TASK BRIEF:
Can you lay out the material below as a Markdown table with the columns Row and Line, giving each line its own numbered row and leaving out any blank lines?

(Rows from a layout dataset)
---*---
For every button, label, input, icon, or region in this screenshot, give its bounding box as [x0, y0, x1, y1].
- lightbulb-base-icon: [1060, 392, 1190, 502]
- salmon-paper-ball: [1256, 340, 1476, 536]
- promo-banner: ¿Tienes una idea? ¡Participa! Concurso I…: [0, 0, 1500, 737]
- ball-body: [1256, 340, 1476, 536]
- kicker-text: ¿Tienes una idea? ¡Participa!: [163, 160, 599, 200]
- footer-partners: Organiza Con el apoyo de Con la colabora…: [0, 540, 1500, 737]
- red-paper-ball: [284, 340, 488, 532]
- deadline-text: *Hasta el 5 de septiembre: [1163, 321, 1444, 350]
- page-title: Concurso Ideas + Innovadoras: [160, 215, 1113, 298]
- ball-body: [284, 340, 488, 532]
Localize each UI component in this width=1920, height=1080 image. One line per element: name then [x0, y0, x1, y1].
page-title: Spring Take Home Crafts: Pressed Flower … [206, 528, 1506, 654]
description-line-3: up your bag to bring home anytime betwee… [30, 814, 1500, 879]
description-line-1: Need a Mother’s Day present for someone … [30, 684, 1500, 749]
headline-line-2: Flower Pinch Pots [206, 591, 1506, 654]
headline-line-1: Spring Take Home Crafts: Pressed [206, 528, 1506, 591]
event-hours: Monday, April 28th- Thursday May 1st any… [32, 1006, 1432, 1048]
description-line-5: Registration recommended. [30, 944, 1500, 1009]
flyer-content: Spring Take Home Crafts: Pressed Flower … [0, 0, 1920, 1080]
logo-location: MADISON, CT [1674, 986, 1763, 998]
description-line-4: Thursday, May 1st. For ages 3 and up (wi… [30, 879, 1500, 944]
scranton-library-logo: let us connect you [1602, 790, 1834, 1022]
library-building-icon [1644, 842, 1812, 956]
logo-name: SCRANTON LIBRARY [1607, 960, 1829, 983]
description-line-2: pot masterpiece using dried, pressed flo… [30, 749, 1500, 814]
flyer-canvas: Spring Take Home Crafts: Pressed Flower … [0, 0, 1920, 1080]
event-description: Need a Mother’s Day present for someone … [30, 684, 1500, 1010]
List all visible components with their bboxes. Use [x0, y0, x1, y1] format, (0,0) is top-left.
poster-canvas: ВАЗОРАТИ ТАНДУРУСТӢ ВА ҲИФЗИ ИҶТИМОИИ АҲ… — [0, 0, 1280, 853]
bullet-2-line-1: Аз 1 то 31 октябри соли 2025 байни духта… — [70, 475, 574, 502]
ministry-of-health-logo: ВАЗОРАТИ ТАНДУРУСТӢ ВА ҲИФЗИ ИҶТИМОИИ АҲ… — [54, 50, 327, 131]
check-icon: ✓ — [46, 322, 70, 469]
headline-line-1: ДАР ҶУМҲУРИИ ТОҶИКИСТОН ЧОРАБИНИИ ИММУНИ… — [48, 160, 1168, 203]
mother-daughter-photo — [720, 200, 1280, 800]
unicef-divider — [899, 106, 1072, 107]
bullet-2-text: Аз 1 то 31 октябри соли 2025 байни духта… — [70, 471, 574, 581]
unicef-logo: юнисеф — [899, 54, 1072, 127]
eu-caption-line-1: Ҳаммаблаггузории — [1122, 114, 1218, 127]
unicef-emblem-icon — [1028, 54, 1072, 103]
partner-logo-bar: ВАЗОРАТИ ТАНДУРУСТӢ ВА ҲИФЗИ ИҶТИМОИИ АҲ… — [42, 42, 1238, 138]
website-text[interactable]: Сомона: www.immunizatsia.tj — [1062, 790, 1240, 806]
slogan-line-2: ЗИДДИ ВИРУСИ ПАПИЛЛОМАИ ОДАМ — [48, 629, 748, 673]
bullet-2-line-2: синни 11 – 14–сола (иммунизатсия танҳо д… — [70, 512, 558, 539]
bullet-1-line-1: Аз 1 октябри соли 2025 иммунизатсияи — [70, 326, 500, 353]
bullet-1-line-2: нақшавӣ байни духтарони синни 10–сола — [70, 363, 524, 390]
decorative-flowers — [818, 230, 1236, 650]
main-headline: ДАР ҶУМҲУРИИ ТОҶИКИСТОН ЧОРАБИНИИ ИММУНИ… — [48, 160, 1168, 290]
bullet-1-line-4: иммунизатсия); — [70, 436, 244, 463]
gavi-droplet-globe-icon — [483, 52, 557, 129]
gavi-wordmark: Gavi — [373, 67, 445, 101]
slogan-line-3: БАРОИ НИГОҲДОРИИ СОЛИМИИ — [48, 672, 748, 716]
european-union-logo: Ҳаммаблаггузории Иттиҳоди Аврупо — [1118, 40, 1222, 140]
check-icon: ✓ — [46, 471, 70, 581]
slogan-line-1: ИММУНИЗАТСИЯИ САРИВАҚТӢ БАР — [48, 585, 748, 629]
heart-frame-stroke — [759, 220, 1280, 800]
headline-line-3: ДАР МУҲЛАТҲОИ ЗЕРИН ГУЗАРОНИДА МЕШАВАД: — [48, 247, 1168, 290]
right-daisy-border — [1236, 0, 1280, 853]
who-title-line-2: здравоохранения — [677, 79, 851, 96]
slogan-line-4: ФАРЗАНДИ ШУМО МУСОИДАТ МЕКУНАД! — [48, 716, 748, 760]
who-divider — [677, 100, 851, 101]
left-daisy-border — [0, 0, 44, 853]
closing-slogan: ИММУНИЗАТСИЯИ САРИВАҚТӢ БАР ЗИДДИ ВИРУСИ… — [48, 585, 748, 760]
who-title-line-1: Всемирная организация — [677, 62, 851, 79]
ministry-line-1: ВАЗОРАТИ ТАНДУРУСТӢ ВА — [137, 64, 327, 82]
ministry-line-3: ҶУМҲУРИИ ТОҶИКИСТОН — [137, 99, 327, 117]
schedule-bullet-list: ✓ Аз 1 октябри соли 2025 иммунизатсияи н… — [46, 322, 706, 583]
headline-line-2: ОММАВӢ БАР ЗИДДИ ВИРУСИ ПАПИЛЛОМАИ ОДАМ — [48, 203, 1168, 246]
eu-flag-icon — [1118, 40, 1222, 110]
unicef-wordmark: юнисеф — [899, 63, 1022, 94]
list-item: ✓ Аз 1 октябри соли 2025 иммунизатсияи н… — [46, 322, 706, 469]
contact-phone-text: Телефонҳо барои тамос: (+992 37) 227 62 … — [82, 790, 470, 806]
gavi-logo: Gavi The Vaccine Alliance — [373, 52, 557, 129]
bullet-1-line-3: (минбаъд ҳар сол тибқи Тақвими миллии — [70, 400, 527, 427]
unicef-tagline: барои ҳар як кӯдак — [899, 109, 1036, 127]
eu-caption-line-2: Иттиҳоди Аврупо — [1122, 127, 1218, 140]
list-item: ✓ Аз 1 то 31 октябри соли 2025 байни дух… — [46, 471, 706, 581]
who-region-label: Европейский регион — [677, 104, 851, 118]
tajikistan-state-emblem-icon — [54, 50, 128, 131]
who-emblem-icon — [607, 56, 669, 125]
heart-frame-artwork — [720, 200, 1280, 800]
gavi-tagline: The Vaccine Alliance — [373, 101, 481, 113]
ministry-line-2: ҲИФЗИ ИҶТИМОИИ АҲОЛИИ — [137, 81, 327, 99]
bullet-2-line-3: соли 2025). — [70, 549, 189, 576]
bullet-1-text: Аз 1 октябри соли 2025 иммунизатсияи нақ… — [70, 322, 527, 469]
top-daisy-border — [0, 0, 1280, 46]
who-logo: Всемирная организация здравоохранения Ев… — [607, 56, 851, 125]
---*---
TASK ANSWER:
| Row | Line |
|---|---|
| 1 | For every button, label, input, icon, or region in this screenshot, give its bounding box as [x0, y0, x1, y1]. |
| 2 | - lightbulb-base-icon: [1060, 392, 1190, 502] |
| 3 | - salmon-paper-ball: [1256, 340, 1476, 536] |
| 4 | - promo-banner: ¿Tienes una idea? ¡Participa! Concurso I…: [0, 0, 1500, 737] |
| 5 | - ball-body: [1256, 340, 1476, 536] |
| 6 | - kicker-text: ¿Tienes una idea? ¡Participa!: [163, 160, 599, 200] |
| 7 | - footer-partners: Organiza Con el apoyo de Con la colabora…: [0, 540, 1500, 737] |
| 8 | - red-paper-ball: [284, 340, 488, 532] |
| 9 | - deadline-text: *Hasta el 5 de septiembre: [1163, 321, 1444, 350] |
| 10 | - page-title: Concurso Ideas + Innovadoras: [160, 215, 1113, 298] |
| 11 | - ball-body: [284, 340, 488, 532] |
| 12 | Localize each UI component in this width=1920, height=1080 image. One line per element: name then [x0, y0, x1, y1]. |
| 13 | page-title: Spring Take Home Crafts: Pressed Flower … [206, 528, 1506, 654] |
| 14 | description-line-3: up your bag to bring home anytime betwee… [30, 814, 1500, 879] |
| 15 | description-line-1: Need a Mother’s Day present for someone … [30, 684, 1500, 749] |
| 16 | headline-line-2: Flower Pinch Pots [206, 591, 1506, 654] |
| 17 | headline-line-1: Spring Take Home Crafts: Pressed [206, 528, 1506, 591] |
| 18 | event-hours: Monday, April 28th- Thursday May 1st any… [32, 1006, 1432, 1048] |
| 19 | description-line-5: Registration recommended. [30, 944, 1500, 1009] |
| 20 | flyer-content: Spring Take Home Crafts: Pressed Flower … [0, 0, 1920, 1080] |
| 21 | logo-location: MADISON, CT [1674, 986, 1763, 998] |
| 22 | description-line-4: Thursday, May 1st. For ages 3 and up (wi… [30, 879, 1500, 944] |
| 23 | scranton-library-logo: let us connect you [1602, 790, 1834, 1022] |
| 24 | library-building-icon [1644, 842, 1812, 956] |
| 25 | logo-name: SCRANTON LIBRARY [1607, 960, 1829, 983] |
| 26 | description-line-2: pot masterpiece using dried, pressed flo… [30, 749, 1500, 814] |
| 27 | flyer-canvas: Spring Take Home Crafts: Pressed Flower … [0, 0, 1920, 1080] |
| 28 | event-description: Need a Mother’s Day present for someone … [30, 684, 1500, 1010] |
| 29 | List all visible components with their bboxes. Use [x0, y0, x1, y1] format, (0,0) is top-left. |
| 30 | poster-canvas: ВАЗОРАТИ ТАНДУРУСТӢ ВА ҲИФЗИ ИҶТИМОИИ АҲ… — [0, 0, 1280, 853] |
| 31 | bullet-2-line-1: Аз 1 то 31 октябри соли 2025 байни духта… — [70, 475, 574, 502] |
| 32 | ministry-of-health-logo: ВАЗОРАТИ ТАНДУРУСТӢ ВА ҲИФЗИ ИҶТИМОИИ АҲ… — [54, 50, 327, 131] |
| 33 | check-icon: ✓ — [46, 322, 70, 469] |
| 34 | headline-line-1: ДАР ҶУМҲУРИИ ТОҶИКИСТОН ЧОРАБИНИИ ИММУНИ… — [48, 160, 1168, 203] |
| 35 | mother-daughter-photo — [720, 200, 1280, 800] |
| 36 | unicef-divider — [899, 106, 1072, 107] |
| 37 | bullet-2-text: Аз 1 то 31 октябри соли 2025 байни духта… — [70, 471, 574, 581] |
| 38 | unicef-logo: юнисеф — [899, 54, 1072, 127] |
| 39 | eu-caption-line-1: Ҳаммаблаггузории — [1122, 114, 1218, 127] |
| 40 | unicef-emblem-icon — [1028, 54, 1072, 103] |
| 41 | partner-logo-bar: ВАЗОРАТИ ТАНДУРУСТӢ ВА ҲИФЗИ ИҶТИМОИИ АҲ… — [42, 42, 1238, 138] |
| 42 | website-text[interactable]: Сомона: www.immunizatsia.tj — [1062, 790, 1240, 806] |
| 43 | slogan-line-2: ЗИДДИ ВИРУСИ ПАПИЛЛОМАИ ОДАМ — [48, 629, 748, 673] |
| 44 | bullet-2-line-2: синни 11 – 14–сола (иммунизатсия танҳо д… — [70, 512, 558, 539] |
| 45 | bullet-1-line-1: Аз 1 октябри соли 2025 иммунизатсияи — [70, 326, 500, 353] |
| 46 | bullet-1-line-2: нақшавӣ байни духтарони синни 10–сола — [70, 363, 524, 390] |
| 47 | decorative-flowers — [818, 230, 1236, 650] |
| 48 | main-headline: ДАР ҶУМҲУРИИ ТОҶИКИСТОН ЧОРАБИНИИ ИММУНИ… — [48, 160, 1168, 290] |
| 49 | bullet-1-line-4: иммунизатсия); — [70, 436, 244, 463] |
| 50 | gavi-droplet-globe-icon — [483, 52, 557, 129] |
| 51 | gavi-wordmark: Gavi — [373, 67, 445, 101] |
| 52 | slogan-line-3: БАРОИ НИГОҲДОРИИ СОЛИМИИ — [48, 672, 748, 716] |
| 53 | european-union-logo: Ҳаммаблаггузории Иттиҳоди Аврупо — [1118, 40, 1222, 140] |
| 54 | check-icon: ✓ — [46, 471, 70, 581] |
| 55 | slogan-line-1: ИММУНИЗАТСИЯИ САРИВАҚТӢ БАР — [48, 585, 748, 629] |
| 56 | heart-frame-stroke — [759, 220, 1280, 800] |
| 57 | headline-line-3: ДАР МУҲЛАТҲОИ ЗЕРИН ГУЗАРОНИДА МЕШАВАД: — [48, 247, 1168, 290] |
| 58 | right-daisy-border — [1236, 0, 1280, 853] |
| 59 | who-title-line-2: здравоохранения — [677, 79, 851, 96] |
| 60 | slogan-line-4: ФАРЗАНДИ ШУМО МУСОИДАТ МЕКУНАД! — [48, 716, 748, 760] |
| 61 | who-divider — [677, 100, 851, 101] |
| 62 | left-daisy-border — [0, 0, 44, 853] |
| 63 | closing-slogan: ИММУНИЗАТСИЯИ САРИВАҚТӢ БАР ЗИДДИ ВИРУСИ… — [48, 585, 748, 760] |
| 64 | who-title-line-1: Всемирная организация — [677, 62, 851, 79] |
| 65 | ministry-line-1: ВАЗОРАТИ ТАНДУРУСТӢ ВА — [137, 64, 327, 82] |
| 66 | ministry-line-3: ҶУМҲУРИИ ТОҶИКИСТОН — [137, 99, 327, 117] |
| 67 | schedule-bullet-list: ✓ Аз 1 октябри соли 2025 иммунизатсияи н… — [46, 322, 706, 583] |
| 68 | headline-line-2: ОММАВӢ БАР ЗИДДИ ВИРУСИ ПАПИЛЛОМАИ ОДАМ — [48, 203, 1168, 246] |
| 69 | eu-flag-icon — [1118, 40, 1222, 110] |
| 70 | unicef-wordmark: юнисеф — [899, 63, 1022, 94] |
| 71 | list-item: ✓ Аз 1 октябри соли 2025 иммунизатсияи н… — [46, 322, 706, 469] |
| 72 | contact-phone-text: Телефонҳо барои тамос: (+992 37) 227 62 … — [82, 790, 470, 806] |
| 73 | gavi-logo: Gavi The Vaccine Alliance — [373, 52, 557, 129] |
| 74 | bullet-1-line-3: (минбаъд ҳар сол тибқи Тақвими миллии — [70, 400, 527, 427] |
| 75 | unicef-tagline: барои ҳар як кӯдак — [899, 109, 1036, 127] |
| 76 | eu-caption-line-2: Иттиҳоди Аврупо — [1122, 127, 1218, 140] |
| 77 | list-item: ✓ Аз 1 то 31 октябри соли 2025 байни дух… — [46, 471, 706, 581] |
| 78 | who-region-label: Европейский регион — [677, 104, 851, 118] |
| 79 | tajikistan-state-emblem-icon — [54, 50, 128, 131] |
| 80 | who-emblem-icon — [607, 56, 669, 125] |
| 81 | heart-frame-artwork — [720, 200, 1280, 800] |
| 82 | gavi-tagline: The Vaccine Alliance — [373, 101, 481, 113] |
| 83 | ministry-line-2: ҲИФЗИ ИҶТИМОИИ АҲОЛИИ — [137, 81, 327, 99] |
| 84 | bullet-2-line-3: соли 2025). — [70, 549, 189, 576] |
| 85 | bullet-1-text: Аз 1 октябри соли 2025 иммунизатсияи нақ… — [70, 322, 527, 469] |
| 86 | top-daisy-border — [0, 0, 1280, 46] |
| 87 | who-logo: Всемирная организация здравоохранения Ев… — [607, 56, 851, 125] |